#### Data listing ####

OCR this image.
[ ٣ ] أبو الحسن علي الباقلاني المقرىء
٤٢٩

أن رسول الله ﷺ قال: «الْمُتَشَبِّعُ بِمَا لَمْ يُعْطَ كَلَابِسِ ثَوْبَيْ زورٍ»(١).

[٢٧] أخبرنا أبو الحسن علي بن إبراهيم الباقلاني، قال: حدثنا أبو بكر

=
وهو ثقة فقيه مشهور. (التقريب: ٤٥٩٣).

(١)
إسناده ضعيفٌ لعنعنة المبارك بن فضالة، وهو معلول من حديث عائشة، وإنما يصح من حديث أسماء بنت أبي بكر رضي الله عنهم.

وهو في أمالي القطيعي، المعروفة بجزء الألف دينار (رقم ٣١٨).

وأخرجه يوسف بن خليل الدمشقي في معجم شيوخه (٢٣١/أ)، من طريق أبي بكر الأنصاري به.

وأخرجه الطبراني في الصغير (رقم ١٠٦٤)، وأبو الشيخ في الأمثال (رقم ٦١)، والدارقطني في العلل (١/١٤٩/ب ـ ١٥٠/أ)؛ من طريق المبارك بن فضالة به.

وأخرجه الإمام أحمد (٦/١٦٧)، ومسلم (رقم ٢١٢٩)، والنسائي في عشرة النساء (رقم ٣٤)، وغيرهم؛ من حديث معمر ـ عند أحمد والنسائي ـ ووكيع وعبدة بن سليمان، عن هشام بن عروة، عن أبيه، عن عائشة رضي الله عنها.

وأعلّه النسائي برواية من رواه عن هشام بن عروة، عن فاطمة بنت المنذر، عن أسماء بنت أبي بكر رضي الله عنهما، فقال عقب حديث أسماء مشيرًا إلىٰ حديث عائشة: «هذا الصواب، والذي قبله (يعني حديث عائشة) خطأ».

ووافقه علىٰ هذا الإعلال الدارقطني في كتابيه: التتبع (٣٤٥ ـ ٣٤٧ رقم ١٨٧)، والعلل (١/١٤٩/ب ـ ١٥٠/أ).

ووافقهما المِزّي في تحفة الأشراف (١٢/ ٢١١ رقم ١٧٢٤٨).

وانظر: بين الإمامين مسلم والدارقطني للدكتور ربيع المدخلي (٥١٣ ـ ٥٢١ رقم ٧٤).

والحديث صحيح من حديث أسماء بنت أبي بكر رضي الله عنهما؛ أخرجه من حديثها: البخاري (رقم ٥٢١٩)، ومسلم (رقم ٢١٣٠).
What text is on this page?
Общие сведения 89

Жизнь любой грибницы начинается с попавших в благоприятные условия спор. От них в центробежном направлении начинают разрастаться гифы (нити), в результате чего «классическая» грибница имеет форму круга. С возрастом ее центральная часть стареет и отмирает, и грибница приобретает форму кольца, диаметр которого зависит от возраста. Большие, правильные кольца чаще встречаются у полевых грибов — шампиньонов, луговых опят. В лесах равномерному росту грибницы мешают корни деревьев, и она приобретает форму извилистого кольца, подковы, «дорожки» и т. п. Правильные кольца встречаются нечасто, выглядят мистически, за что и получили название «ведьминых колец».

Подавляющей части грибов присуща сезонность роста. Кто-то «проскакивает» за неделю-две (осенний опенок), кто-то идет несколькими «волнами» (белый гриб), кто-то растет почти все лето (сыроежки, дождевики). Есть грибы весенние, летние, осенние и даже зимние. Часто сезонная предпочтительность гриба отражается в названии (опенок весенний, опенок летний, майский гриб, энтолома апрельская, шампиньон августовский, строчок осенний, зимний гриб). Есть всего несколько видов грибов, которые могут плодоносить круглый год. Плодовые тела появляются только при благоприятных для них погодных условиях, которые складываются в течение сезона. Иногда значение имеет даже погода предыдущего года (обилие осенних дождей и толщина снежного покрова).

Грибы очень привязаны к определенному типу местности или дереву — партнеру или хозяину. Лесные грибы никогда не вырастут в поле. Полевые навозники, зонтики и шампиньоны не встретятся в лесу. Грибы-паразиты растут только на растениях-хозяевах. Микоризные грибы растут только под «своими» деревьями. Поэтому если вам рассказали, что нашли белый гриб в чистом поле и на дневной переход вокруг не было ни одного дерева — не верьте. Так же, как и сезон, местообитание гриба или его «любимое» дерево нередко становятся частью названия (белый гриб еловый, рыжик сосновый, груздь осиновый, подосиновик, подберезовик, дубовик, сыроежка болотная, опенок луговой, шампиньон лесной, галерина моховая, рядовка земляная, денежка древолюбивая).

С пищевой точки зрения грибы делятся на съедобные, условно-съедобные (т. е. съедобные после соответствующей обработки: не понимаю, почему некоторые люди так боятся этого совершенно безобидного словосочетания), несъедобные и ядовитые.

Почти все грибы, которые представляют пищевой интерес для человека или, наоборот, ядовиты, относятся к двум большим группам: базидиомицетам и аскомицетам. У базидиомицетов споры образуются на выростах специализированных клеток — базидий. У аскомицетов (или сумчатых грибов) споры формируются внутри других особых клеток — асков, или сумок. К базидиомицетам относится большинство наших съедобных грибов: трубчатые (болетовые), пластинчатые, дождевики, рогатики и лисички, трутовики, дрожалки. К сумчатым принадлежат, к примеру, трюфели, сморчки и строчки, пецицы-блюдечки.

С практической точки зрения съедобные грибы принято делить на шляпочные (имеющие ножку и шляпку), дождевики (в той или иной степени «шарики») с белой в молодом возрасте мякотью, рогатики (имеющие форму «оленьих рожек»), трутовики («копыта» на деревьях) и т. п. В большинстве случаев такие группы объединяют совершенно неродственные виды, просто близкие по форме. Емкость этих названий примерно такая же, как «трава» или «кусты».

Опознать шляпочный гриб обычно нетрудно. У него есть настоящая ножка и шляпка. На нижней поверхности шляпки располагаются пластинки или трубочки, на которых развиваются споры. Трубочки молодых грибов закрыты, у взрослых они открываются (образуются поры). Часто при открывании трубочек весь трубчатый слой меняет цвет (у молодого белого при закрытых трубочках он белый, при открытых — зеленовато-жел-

####

* **Required work**
Restate every record exactly, leaving nothing out.

* **Exercise answer**
OCR this image.
[ ٣ ] أبو الحسن علي الباقلاني المقرىء
٤٢٩

أن رسول الله ﷺ قال: «الْمُتَشَبِّعُ بِمَا لَمْ يُعْطَ كَلَابِسِ ثَوْبَيْ زورٍ»(١).

[٢٧] أخبرنا أبو الحسن علي بن إبراهيم الباقلاني، قال: حدثنا أبو بكر

=
وهو ثقة فقيه مشهور. (التقريب: ٤٥٩٣).

(١)
إسناده ضعيفٌ لعنعنة المبارك بن فضالة، وهو معلول من حديث عائشة، وإنما يصح من حديث أسماء بنت أبي بكر رضي الله عنهم.

وهو في أمالي القطيعي، المعروفة بجزء الألف دينار (رقم ٣١٨).

وأخرجه يوسف بن خليل الدمشقي في معجم شيوخه (٢٣١/أ)، من طريق أبي بكر الأنصاري به.

وأخرجه الطبراني في الصغير (رقم ١٠٦٤)، وأبو الشيخ في الأمثال (رقم ٦١)، والدارقطني في العلل (١/١٤٩/ب ـ ١٥٠/أ)؛ من طريق المبارك بن فضالة به.

وأخرجه الإمام أحمد (٦/١٦٧)، ومسلم (رقم ٢١٢٩)، والنسائي في عشرة النساء (رقم ٣٤)، وغيرهم؛ من حديث معمر ـ عند أحمد والنسائي ـ ووكيع وعبدة بن سليمان، عن هشام بن عروة، عن أبيه، عن عائشة رضي الله عنها.

وأعلّه النسائي برواية من رواه عن هشام بن عروة، عن فاطمة بنت المنذر، عن أسماء بنت أبي بكر رضي الله عنهما، فقال عقب حديث أسماء مشيرًا إلىٰ حديث عائشة: «هذا الصواب، والذي قبله (يعني حديث عائشة) خطأ».

ووافقه علىٰ هذا الإعلال الدارقطني في كتابيه: التتبع (٣٤٥ ـ ٣٤٧ رقم ١٨٧)، والعلل (١/١٤٩/ب ـ ١٥٠/أ).

ووافقهما المِزّي في تحفة الأشراف (١٢/ ٢١١ رقم ١٧٢٤٨).

وانظر: بين الإمامين مسلم والدارقطني للدكتور ربيع المدخلي (٥١٣ ـ ٥٢١ رقم ٧٤).

والحديث صحيح من حديث أسماء بنت أبي بكر رضي الله عنهما؛ أخرجه من حديثها: البخاري (رقم ٥٢١٩)، ومسلم (رقم ٢١٣٠).
What text is on this page?
Общие сведения 89

Жизнь любой грибницы начинается с попавших в благоприятные условия спор. От них в центробежном направлении начинают разрастаться гифы (нити), в результате чего «классическая» грибница имеет форму круга. С возрастом ее центральная часть стареет и отмирает, и грибница приобретает форму кольца, диаметр которого зависит от возраста. Большие, правильные кольца чаще встречаются у полевых грибов — шампиньонов, луговых опят. В лесах равномерному росту грибницы мешают корни деревьев, и она приобретает форму извилистого кольца, подковы, «дорожки» и т. п. Правильные кольца встречаются нечасто, выглядят мистически, за что и получили название «ведьминых колец».

Подавляющей части грибов присуща сезонность роста. Кто-то «проскакивает» за неделю-две (осенний опенок), кто-то идет несколькими «волнами» (белый гриб), кто-то растет почти все лето (сыроежки, дождевики). Есть грибы весенние, летние, осенние и даже зимние. Часто сезонная предпочтительность гриба отражается в названии (опенок весенний, опенок летний, майский гриб, энтолома апрельская, шампиньон августовский, строчок осенний, зимний гриб). Есть всего несколько видов грибов, которые могут плодоносить круглый год. Плодовые тела появляются только при благоприятных для них погодных условиях, которые складываются в течение сезона. Иногда значение имеет даже погода предыдущего года (обилие осенних дождей и толщина снежного покрова).

Грибы очень привязаны к определенному типу местности или дереву — партнеру или хозяину. Лесные грибы никогда не вырастут в поле. Полевые навозники, зонтики и шампиньоны не встретятся в лесу. Грибы-паразиты растут только на растениях-хозяевах. Микоризные грибы растут только под «своими» деревьями. Поэтому если вам рассказали, что нашли белый гриб в чистом поле и на дневной переход вокруг не было ни одного дерева — не верьте. Так же, как и сезон, местообитание гриба или его «любимое» дерево нередко становятся частью названия (белый гриб еловый, рыжик сосновый, груздь осиновый, подосиновик, подберезовик, дубовик, сыроежка болотная, опенок луговой, шампиньон лесной, галерина моховая, рядовка земляная, денежка древолюбивая).

С пищевой точки зрения грибы делятся на съедобные, условно-съедобные (т. е. съедобные после соответствующей обработки: не понимаю, почему некоторые люди так боятся этого совершенно безобидного словосочетания), несъедобные и ядовитые.

Почти все грибы, которые представляют пищевой интерес для человека или, наоборот, ядовиты, относятся к двум большим группам: базидиомицетам и аскомицетам. У базидиомицетов споры образуются на выростах специализированных клеток — базидий. У аскомицетов (или сумчатых грибов) споры формируются внутри других особых клеток — асков, или сумок. К базидиомицетам относится большинство наших съедобных грибов: трубчатые (болетовые), пластинчатые, дождевики, рогатики и лисички, трутовики, дрожалки. К сумчатым принадлежат, к примеру, трюфели, сморчки и строчки, пецицы-блюдечки.

С практической точки зрения съедобные грибы принято делить на шляпочные (имеющие ножку и шляпку), дождевики (в той или иной степени «шарики») с белой в молодом возрасте мякотью, рогатики (имеющие форму «оленьих рожек»), трутовики («копыта» на деревьях) и т. п. В большинстве случаев такие группы объединяют совершенно неродственные виды, просто близкие по форме. Емкость этих названий примерно такая же, как «трава» или «кусты».

Опознать шляпочный гриб обычно нетрудно. У него есть настоящая ножка и шляпка. На нижней поверхности шляпки располагаются пластинки или трубочки, на которых развиваются споры. Трубочки молодых грибов закрыты, у взрослых они открываются (образуются поры). Часто при открывании трубочек весь трубчатый слой меняет цвет (у молодого белого при закрытых трубочках он белый, при открытых — зеленовато-жел-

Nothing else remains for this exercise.